Within this material, how many lines have the string "name" in them? The answer is a number, with nothing added.

---- Raw records

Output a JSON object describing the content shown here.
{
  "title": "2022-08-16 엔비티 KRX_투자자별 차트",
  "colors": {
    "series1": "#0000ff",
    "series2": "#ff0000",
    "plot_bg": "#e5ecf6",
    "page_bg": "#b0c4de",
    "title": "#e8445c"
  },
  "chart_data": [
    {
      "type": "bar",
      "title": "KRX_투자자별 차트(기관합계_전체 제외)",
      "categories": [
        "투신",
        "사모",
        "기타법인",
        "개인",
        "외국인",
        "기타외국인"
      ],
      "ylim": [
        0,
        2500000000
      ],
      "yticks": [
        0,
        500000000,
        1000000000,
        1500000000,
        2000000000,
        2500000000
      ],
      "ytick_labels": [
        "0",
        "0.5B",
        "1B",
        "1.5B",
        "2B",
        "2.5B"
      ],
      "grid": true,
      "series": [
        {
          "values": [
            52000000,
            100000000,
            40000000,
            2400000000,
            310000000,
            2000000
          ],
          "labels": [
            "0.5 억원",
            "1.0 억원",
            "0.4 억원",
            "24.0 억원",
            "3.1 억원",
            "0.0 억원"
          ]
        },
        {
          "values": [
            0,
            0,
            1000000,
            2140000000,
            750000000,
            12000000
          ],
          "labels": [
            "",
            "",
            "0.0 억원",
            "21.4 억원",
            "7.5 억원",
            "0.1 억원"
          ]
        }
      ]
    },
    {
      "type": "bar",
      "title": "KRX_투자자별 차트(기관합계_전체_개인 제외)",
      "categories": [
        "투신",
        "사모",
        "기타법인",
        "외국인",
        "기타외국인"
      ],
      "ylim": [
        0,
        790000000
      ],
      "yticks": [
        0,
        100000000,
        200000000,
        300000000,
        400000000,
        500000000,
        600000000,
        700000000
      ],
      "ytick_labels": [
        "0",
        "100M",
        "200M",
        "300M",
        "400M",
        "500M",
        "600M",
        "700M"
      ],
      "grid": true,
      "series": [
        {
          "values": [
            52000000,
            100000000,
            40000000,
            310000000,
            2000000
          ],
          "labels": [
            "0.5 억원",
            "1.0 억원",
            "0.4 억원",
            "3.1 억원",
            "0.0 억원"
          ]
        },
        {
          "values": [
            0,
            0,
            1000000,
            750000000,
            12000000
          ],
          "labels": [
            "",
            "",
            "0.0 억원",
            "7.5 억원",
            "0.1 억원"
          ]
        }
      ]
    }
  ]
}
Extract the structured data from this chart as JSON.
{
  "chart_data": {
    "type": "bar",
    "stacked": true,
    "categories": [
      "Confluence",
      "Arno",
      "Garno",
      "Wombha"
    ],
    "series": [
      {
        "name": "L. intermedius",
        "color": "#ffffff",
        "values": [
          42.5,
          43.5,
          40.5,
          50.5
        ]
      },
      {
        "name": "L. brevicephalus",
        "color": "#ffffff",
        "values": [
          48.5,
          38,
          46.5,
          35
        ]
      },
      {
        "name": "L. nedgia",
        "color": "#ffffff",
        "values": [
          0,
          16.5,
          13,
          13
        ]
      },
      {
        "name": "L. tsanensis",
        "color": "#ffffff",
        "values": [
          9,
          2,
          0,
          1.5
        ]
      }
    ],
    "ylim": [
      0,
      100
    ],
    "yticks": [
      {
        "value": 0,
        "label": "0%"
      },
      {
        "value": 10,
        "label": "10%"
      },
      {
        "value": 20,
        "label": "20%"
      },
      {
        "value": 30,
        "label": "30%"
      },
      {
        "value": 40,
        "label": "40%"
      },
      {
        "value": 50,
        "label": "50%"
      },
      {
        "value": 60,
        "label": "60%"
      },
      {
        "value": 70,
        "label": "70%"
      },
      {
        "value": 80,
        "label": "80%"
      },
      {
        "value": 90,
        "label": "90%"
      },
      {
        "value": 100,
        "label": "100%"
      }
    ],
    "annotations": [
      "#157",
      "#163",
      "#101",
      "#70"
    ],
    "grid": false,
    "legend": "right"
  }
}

--------

▸ Full output: 4